TASK OBJECTIVE:
Which of the lines below include "Stefanow"? Each one should be copied out.

[EXTRACTED DATA]

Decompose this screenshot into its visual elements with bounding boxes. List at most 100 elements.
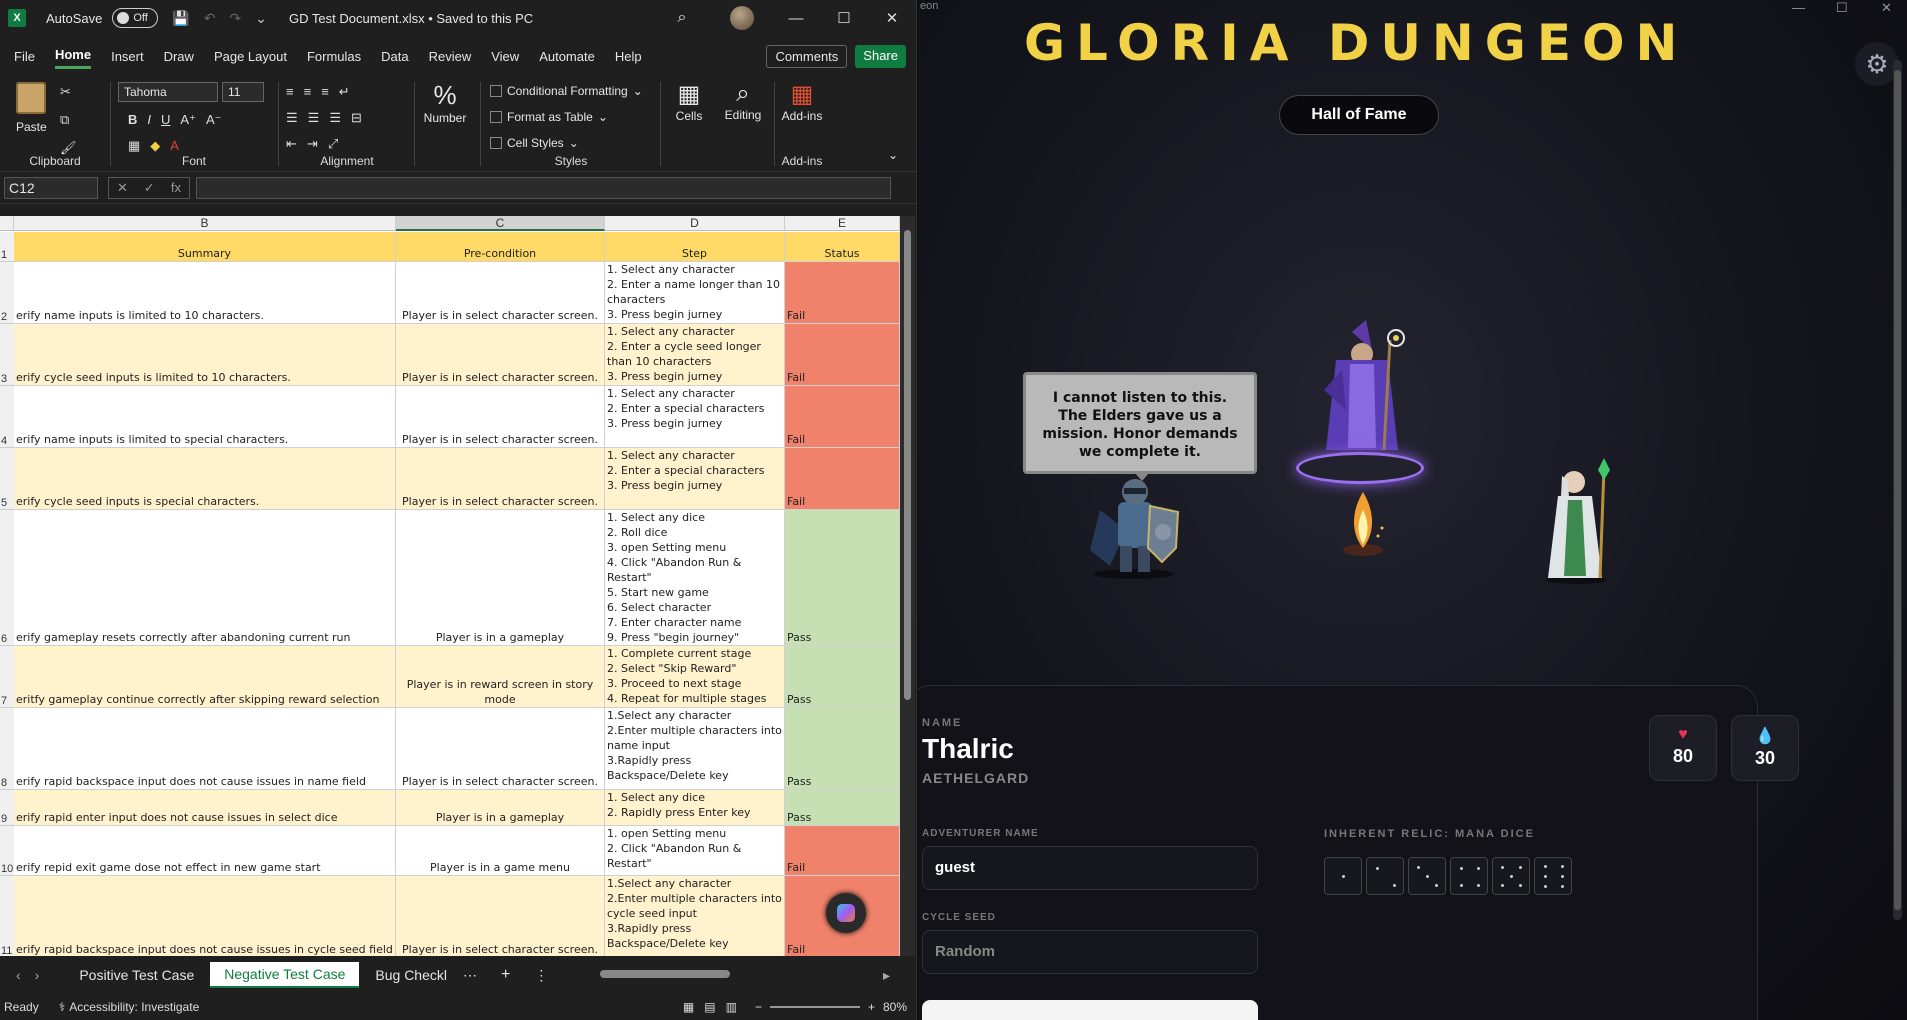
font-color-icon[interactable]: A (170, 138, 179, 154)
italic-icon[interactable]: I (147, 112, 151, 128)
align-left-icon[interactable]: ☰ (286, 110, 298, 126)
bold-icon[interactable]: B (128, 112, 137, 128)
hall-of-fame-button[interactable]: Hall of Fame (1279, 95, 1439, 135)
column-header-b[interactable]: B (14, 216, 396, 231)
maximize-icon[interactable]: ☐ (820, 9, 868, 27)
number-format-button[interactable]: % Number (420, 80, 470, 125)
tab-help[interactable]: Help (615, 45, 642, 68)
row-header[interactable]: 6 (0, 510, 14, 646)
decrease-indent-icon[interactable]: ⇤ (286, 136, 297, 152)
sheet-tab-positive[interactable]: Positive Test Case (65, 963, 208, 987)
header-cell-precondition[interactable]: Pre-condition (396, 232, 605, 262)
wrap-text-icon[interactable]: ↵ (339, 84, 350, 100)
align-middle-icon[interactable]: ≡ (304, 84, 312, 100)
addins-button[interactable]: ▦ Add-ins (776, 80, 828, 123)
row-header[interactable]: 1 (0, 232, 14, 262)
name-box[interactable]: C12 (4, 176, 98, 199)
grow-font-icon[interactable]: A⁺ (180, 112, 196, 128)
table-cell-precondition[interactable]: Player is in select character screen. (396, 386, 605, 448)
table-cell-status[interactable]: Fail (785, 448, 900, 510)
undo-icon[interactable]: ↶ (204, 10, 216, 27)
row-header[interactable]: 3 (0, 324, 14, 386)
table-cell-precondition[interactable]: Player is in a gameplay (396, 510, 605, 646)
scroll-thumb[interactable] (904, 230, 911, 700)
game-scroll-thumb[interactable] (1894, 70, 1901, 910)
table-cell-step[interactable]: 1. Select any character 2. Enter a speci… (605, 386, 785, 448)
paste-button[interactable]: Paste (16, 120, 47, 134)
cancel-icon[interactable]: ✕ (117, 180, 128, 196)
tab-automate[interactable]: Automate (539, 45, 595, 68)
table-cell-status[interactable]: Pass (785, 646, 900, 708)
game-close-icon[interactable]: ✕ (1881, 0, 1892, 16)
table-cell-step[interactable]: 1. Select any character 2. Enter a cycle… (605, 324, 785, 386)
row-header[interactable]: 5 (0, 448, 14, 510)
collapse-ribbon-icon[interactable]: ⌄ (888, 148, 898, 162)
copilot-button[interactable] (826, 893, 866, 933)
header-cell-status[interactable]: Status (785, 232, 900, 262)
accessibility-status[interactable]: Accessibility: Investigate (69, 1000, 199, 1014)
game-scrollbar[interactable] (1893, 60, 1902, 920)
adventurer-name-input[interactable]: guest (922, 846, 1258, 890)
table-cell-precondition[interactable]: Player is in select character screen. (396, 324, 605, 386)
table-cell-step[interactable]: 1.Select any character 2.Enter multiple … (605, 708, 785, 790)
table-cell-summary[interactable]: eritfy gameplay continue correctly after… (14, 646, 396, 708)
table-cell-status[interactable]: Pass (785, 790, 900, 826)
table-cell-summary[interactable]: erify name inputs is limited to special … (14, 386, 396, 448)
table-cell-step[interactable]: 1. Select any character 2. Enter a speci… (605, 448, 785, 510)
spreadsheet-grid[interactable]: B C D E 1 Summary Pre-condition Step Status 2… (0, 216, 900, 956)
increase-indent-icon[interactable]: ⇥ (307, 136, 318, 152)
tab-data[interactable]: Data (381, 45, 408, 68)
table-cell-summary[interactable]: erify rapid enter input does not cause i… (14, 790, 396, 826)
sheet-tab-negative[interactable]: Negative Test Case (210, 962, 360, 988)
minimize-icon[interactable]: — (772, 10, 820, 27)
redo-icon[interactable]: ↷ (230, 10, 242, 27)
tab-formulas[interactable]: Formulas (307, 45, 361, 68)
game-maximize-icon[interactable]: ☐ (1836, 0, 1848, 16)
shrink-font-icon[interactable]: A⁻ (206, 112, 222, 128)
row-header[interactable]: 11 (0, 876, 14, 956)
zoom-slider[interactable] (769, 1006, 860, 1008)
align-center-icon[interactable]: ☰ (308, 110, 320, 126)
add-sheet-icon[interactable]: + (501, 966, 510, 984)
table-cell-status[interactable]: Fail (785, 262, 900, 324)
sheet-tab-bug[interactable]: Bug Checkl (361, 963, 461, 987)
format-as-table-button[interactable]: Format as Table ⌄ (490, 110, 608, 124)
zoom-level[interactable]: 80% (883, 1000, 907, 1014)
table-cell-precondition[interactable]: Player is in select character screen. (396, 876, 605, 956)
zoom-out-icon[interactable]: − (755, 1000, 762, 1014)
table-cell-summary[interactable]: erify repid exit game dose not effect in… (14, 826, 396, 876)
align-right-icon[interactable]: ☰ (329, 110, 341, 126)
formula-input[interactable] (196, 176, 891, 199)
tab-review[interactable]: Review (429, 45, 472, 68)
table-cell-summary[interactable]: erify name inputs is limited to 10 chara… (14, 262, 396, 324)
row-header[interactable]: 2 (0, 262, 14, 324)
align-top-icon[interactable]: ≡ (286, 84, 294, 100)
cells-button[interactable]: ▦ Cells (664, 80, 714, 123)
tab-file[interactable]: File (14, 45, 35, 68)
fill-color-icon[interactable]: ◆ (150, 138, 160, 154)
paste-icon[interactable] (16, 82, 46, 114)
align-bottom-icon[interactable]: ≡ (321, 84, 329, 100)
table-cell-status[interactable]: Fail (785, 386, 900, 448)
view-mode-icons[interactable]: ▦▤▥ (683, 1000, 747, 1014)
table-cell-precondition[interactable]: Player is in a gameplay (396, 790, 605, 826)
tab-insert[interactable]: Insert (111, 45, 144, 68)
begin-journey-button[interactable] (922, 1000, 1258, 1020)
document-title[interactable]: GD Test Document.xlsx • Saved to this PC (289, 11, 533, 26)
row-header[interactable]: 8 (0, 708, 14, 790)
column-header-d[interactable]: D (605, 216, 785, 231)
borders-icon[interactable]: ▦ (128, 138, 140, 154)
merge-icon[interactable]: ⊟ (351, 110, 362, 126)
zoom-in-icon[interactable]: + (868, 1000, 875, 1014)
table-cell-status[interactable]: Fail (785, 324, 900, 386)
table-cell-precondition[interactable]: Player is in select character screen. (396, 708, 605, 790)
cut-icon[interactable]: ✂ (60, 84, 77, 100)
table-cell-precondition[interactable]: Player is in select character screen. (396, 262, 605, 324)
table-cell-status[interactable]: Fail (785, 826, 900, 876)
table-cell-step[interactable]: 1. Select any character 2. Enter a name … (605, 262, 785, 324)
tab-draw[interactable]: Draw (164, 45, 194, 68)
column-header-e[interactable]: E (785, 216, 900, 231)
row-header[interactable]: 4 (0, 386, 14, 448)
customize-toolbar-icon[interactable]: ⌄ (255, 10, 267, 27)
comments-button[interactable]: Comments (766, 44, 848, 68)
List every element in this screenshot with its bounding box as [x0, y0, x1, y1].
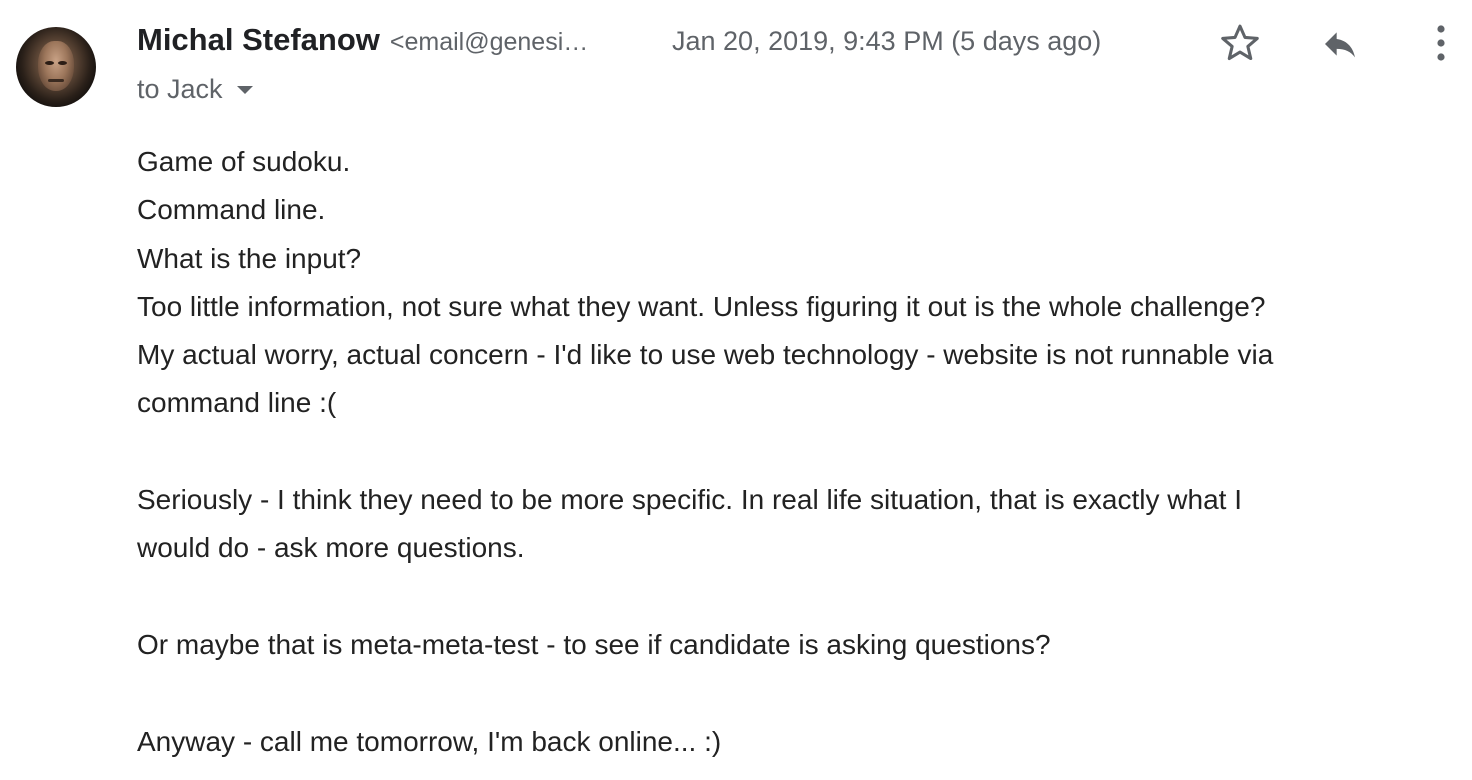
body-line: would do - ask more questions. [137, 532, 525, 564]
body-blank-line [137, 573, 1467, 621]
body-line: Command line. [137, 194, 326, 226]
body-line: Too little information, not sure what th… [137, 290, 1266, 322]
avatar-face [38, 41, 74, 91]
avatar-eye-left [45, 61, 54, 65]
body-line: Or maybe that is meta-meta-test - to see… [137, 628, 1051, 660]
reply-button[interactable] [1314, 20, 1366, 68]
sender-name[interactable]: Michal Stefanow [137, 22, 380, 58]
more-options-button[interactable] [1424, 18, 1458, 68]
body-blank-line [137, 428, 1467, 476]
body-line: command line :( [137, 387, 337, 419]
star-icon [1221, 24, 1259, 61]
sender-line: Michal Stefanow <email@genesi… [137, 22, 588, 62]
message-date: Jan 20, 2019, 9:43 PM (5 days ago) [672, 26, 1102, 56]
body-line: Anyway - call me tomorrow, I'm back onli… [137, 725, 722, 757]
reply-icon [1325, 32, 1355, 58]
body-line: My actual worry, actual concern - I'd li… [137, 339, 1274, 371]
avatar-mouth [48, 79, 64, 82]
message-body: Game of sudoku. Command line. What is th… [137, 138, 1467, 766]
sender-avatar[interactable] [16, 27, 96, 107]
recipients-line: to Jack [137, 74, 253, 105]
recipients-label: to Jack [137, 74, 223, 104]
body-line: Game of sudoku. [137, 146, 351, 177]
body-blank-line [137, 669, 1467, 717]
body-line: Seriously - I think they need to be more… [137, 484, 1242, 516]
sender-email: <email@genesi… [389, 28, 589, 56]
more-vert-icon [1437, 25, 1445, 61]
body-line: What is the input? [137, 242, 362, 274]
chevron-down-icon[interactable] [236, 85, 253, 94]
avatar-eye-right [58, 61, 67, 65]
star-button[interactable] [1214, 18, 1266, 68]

[/EXTRACTED DATA]

EXERCISE RESULT:
sender-name[interactable]: Michal Stefanow [137, 22, 380, 58]
sender-line: Michal Stefanow <email@genesi… [137, 22, 588, 62]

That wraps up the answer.